Smith v. Brady

813 F. Supp. 1382, 1993 U.S. Dist. LEXIS 2048, 1993 WL 51517
CourtDistrict Court, E.D. Wisconsin
DecidedFebruary 24, 1993
DocketCiv. A. 92-C-478
StatusPublished
Cited by4 cases

This text of 813 F. Supp. 1382 (Smith v. Brady) is published on Counsel Stack Legal Research, covering District Court, E.D. Wisconsin primary law. Counsel Stack provides free access to over 12 million legal documents including statutes, case law, regulations, and constitutions.

Bluebook
Smith v. Brady, 813 F. Supp. 1382, 1993 U.S. Dist. LEXIS 2048, 1993 WL 51517 (E.D. Wis. 1993).

Opinion

DECISION AND ORDER

REYNOLDS, Senior District Judge.

In this action, filed April 30, 1992, plaintiff William H. Smith (“Smith”) seeks review of the decision by defendants Nicholas F. Brady (“Brady”), Secretary of the Treasury, and Stephen E. Higgins (“Higgins”), Director of the Treasury Department’s Bureau of Alcohol, Tobacco, and Firearms, denying Smith’s application for relief from firearm disability pursuant to 18 U.S.C. § 925(c). On December 18, 1992, Smith filed a motion for an evidentiary hearing on this matter, and defendants filed a motion for summary judgment. For reasons stated below, Smith’s motion is denied, and defendants’ motion for summary judgment is granted.

FACTS 1

On June 19, 1978, Smith pled guilty in a Wisconsin court to a charge of arson, a felony, and was sentenced to three years probation. Because of the felony conviction, Smith was prohibited under 18 U.S.C. § 922(g)(1) from possessing firearms. In June 1989, Smith applied to the Treasury Department’s Bureau of Alcohol, Tobacco and Firearms (“ATF”) for relief from his firearm disability, pursuant to 18 U.S.C. § 925(c), listing Illinois as his residence. (Deft. Statement of Facts at ¶ 8. 2 ) ATF denied the application pursuant to its policy of refusing to restore firearms privileges to any applicant whose state of residence would prohibit the applicant from possessing firearms, as Illinois would in this case. 27 C.F.R. § 178.144(d). (Deft. Statement of Facts at ¶ 10.)

Smith filed a second relief application on August 25, 1989, this time listing Alvin, Wisconsin, as his residence. That application was denied on April 10, 1991, because ATF investigators were unable to contact Smith at the address and telephone he supplied.

On July 18, 1991, Smith filed a third relief application along with supporting materials indicating that he did in fact reside in Alvin, Wisconsin. An ATF agent eventually was able to contact Smith in Oak Park, Illinois, where his parents lived. After making this initial contact, the agent conducted an investigation into the merits of Smith’s application. The agent found that Smith’s arson conviction arose from a fire he set to the cabin of a former girlfriend by dousing it with gasoline. Several of Smith’s long-time acquaintances, apparently from Illinois, recommended that his firearm privileges be restored; each of these acquaintances described him as a decent person, although two mentioned that he had been “messed up” in the past. But *1384 a few Wisconsin residents familiar with Smith said he was “unpredictable,” a trouble-maker, and “involved with drugs.” These people recommended that Smith’s application be denied. So did Smith’s parole officer and a Forest County Deputy Sheriff, both of whom cited Smith's long history of violence and drug abuse.

----

→ QUESTIONS TO ANSWER
A - In the Smith v. Brady opinion, why was Smith's second relief application denied?
B - Please continue the Smith v. Brady opinion from the end of its last sentence.

----

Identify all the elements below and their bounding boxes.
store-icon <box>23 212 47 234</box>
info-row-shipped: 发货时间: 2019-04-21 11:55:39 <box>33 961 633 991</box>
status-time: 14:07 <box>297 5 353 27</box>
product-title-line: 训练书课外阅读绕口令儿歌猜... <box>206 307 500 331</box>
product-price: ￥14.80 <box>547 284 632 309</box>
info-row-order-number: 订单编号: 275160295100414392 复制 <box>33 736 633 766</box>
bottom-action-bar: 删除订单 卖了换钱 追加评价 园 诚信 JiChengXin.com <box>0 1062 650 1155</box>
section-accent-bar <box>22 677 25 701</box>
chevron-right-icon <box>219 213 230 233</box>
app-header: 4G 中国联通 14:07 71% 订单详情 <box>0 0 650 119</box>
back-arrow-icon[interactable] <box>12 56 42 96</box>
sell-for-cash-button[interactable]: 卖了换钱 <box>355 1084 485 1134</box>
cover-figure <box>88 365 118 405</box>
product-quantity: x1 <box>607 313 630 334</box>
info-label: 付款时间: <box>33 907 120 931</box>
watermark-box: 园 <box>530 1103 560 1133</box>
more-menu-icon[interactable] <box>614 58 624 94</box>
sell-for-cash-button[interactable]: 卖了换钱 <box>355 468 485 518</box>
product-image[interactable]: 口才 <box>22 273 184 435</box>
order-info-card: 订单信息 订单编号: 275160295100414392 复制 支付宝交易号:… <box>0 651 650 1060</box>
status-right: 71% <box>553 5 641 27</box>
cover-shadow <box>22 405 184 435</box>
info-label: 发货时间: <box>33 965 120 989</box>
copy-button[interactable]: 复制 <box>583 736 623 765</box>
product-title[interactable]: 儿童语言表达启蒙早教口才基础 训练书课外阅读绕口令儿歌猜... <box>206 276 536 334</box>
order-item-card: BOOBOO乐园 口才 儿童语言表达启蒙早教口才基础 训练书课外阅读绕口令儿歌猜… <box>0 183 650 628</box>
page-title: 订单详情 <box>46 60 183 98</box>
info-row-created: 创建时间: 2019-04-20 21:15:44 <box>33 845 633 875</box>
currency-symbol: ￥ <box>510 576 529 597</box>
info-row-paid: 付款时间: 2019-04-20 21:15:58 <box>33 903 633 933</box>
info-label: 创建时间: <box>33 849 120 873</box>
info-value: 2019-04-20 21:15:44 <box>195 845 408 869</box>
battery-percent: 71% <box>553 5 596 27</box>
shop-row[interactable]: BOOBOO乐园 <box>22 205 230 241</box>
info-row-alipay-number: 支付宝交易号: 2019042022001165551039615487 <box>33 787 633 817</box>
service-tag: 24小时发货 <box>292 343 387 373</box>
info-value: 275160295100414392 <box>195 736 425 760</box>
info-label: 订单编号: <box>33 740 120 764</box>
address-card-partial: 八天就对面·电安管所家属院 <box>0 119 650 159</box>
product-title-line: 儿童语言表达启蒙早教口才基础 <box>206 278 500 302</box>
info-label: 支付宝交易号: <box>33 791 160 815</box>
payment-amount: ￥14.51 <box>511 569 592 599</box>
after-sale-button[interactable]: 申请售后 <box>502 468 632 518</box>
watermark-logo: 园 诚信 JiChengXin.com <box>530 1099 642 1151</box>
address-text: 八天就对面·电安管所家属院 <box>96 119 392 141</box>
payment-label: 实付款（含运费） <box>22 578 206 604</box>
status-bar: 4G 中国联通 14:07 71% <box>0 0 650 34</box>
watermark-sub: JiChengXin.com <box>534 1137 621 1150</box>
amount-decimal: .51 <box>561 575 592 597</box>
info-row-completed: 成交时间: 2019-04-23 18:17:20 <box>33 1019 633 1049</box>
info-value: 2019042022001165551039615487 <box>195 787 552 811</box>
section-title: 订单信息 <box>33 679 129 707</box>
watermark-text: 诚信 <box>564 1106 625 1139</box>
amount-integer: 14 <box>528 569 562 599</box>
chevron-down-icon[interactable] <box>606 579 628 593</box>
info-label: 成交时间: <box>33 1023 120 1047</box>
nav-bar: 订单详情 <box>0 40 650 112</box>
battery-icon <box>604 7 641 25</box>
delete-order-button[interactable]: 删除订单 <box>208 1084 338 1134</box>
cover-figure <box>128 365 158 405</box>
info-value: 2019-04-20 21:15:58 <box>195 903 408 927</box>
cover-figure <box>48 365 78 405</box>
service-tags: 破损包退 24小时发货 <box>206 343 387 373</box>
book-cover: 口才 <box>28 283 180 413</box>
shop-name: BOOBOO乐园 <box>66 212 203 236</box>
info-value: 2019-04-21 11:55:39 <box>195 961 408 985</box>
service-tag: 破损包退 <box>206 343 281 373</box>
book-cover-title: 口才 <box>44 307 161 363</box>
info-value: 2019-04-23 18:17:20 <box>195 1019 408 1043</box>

----

→ EXPECTED OUTPUTS
A - ATF investigators were unable to contact Smith at the address and telephone he supplied.

B -
Smith’s criminal record, not including the arson conviction, revealed that in June 1977 he pled guilty in a Michigan court to obtaining a controlled substance by fraudulent means (he forged a prescription) and was sentenced to probation for about nine months; in December 1977 he was found guilty in a Wisconsin court of stealing lumber and was sentenced to one year probation; in January 1978 he was arrested for bribery of a witness involved in the lumber case; and in February 1980 he was arrested for reckless use of firearms (he was said to have pointed a gun at his wife), a charge which was dismissed when Smith agreed to enter a drug treatment program.

Smith told the ATF agent that he was a self-employed electrician working out of the basement of his parents’ home in.Oak Park, Illinois, and that he made occasional weekend trips to his residence in Wisconsin. Smith acknowledged that more than once in the past he had threatened to commit suicide and that he abused alcohol and drugs when he was younger. He said he wanted his firearms privilege restored so that he could go deer-hunting.

■ The ATF agent recommended that Smith’s application be denied, based on his apparently unstable emotional state, his history, of substance of abuse and violence, his tendency to minimize the severity of his criminal activity, and his lack of a “compelling need” for restoration of the firearms privilege. ATF accepted the recommendation and, on April 3, 1992, informed Smith that his relief application had been denied.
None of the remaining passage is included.